■ **Data records**

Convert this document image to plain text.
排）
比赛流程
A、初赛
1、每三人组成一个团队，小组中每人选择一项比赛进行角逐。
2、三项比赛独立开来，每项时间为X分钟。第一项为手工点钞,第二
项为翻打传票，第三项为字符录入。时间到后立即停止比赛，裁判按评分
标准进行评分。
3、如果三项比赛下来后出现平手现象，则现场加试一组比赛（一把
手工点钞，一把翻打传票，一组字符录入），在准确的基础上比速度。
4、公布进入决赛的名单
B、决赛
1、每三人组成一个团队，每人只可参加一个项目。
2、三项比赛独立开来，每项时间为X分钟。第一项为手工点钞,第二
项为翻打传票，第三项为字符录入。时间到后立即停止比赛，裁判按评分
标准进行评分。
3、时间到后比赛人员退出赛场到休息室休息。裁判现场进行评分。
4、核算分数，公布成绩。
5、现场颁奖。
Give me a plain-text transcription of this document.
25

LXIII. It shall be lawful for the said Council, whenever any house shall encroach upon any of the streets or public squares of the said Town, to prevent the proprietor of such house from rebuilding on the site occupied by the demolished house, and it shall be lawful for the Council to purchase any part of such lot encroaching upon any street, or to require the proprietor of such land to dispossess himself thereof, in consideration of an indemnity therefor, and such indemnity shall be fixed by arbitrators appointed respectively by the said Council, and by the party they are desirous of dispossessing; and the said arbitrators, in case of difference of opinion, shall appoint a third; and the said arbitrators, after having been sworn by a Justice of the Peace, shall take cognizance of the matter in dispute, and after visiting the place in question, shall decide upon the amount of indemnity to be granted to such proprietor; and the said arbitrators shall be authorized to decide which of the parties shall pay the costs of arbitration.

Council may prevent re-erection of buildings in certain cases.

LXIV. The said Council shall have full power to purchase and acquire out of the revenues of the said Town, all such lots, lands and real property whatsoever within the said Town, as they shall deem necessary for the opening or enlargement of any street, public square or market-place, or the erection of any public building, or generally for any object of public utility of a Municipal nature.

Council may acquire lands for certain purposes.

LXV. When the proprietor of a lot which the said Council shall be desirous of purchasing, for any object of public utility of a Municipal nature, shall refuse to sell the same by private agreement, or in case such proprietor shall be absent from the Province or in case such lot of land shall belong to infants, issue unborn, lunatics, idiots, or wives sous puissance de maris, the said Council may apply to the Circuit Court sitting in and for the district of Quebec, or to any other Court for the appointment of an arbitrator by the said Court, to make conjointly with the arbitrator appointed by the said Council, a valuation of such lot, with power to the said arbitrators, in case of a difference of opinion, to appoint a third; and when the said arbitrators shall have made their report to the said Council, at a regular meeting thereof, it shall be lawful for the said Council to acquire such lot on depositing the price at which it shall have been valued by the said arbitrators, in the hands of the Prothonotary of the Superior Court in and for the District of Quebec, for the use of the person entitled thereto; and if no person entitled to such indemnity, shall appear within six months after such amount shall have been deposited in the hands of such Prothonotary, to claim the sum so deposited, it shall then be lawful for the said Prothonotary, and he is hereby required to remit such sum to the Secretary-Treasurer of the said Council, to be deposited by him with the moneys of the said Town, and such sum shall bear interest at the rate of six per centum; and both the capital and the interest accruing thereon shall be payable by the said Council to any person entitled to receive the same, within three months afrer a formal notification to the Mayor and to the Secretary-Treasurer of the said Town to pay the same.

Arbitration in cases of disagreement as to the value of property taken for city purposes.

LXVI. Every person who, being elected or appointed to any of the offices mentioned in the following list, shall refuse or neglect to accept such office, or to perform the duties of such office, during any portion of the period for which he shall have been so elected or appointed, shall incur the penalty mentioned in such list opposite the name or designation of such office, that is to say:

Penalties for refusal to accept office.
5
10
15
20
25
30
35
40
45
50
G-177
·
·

■ **REQUEST**
Write out all the records above again, exactly as they stand.

■ **SOLUTION BELOW**
Convert this document image to plain text.
排）
比赛流程
A、初赛
1、每三人组成一个团队，小组中每人选择一项比赛进行角逐。
2、三项比赛独立开来，每项时间为X分钟。第一项为手工点钞,第二
项为翻打传票，第三项为字符录入。时间到后立即停止比赛，裁判按评分
标准进行评分。
3、如果三项比赛下来后出现平手现象，则现场加试一组比赛（一把
手工点钞，一把翻打传票，一组字符录入），在准确的基础上比速度。
4、公布进入决赛的名单
B、决赛
1、每三人组成一个团队，每人只可参加一个项目。
2、三项比赛独立开来，每项时间为X分钟。第一项为手工点钞,第二
项为翻打传票，第三项为字符录入。时间到后立即停止比赛，裁判按评分
标准进行评分。
3、时间到后比赛人员退出赛场到休息室休息。裁判现场进行评分。
4、核算分数，公布成绩。
5、现场颁奖。
Give me a plain-text transcription of this document.
25

LXIII. It shall be lawful for the said Council, whenever any house shall encroach upon any of the streets or public squares of the said Town, to prevent the proprietor of such house from rebuilding on the site occupied by the demolished house, and it shall be lawful for the Council to purchase any part of such lot encroaching upon any street, or to require the proprietor of such land to dispossess himself thereof, in consideration of an indemnity therefor, and such indemnity shall be fixed by arbitrators appointed respectively by the said Council, and by the party they are desirous of dispossessing; and the said arbitrators, in case of difference of opinion, shall appoint a third; and the said arbitrators, after having been sworn by a Justice of the Peace, shall take cognizance of the matter in dispute, and after visiting the place in question, shall decide upon the amount of indemnity to be granted to such proprietor; and the said arbitrators shall be authorized to decide which of the parties shall pay the costs of arbitration.

Council may prevent re-erection of buildings in certain cases.

LXIV. The said Council shall have full power to purchase and acquire out of the revenues of the said Town, all such lots, lands and real property whatsoever within the said Town, as they shall deem necessary for the opening or enlargement of any street, public square or market-place, or the erection of any public building, or generally for any object of public utility of a Municipal nature.

Council may acquire lands for certain purposes.

LXV. When the proprietor of a lot which the said Council shall be desirous of purchasing, for any object of public utility of a Municipal nature, shall refuse to sell the same by private agreement, or in case such proprietor shall be absent from the Province or in case such lot of land shall belong to infants, issue unborn, lunatics, idiots, or wives sous puissance de maris, the said Council may apply to the Circuit Court sitting in and for the district of Quebec, or to any other Court for the appointment of an arbitrator by the said Court, to make conjointly with the arbitrator appointed by the said Council, a valuation of such lot, with power to the said arbitrators, in case of a difference of opinion, to appoint a third; and when the said arbitrators shall have made their report to the said Council, at a regular meeting thereof, it shall be lawful for the said Council to acquire such lot on depositing the price at which it shall have been valued by the said arbitrators, in the hands of the Prothonotary of the Superior Court in and for the District of Quebec, for the use of the person entitled thereto; and if no person entitled to such indemnity, shall appear within six months after such amount shall have been deposited in the hands of such Prothonotary, to claim the sum so deposited, it shall then be lawful for the said Prothonotary, and he is hereby required to remit such sum to the Secretary-Treasurer of the said Council, to be deposited by him with the moneys of the said Town, and such sum shall bear interest at the rate of six per centum; and both the capital and the interest accruing thereon shall be payable by the said Council to any person entitled to receive the same, within three months afrer a formal notification to the Mayor and to the Secretary-Treasurer of the said Town to pay the same.

Arbitration in cases of disagreement as to the value of property taken for city purposes.

LXVI. Every person who, being elected or appointed to any of the offices mentioned in the following list, shall refuse or neglect to accept such office, or to perform the duties of such office, during any portion of the period for which he shall have been so elected or appointed, shall incur the penalty mentioned in such list opposite the name or designation of such office, that is to say:

Penalties for refusal to accept office.
5
10
15
20
25
30
35
40
45
50
G-177
·
·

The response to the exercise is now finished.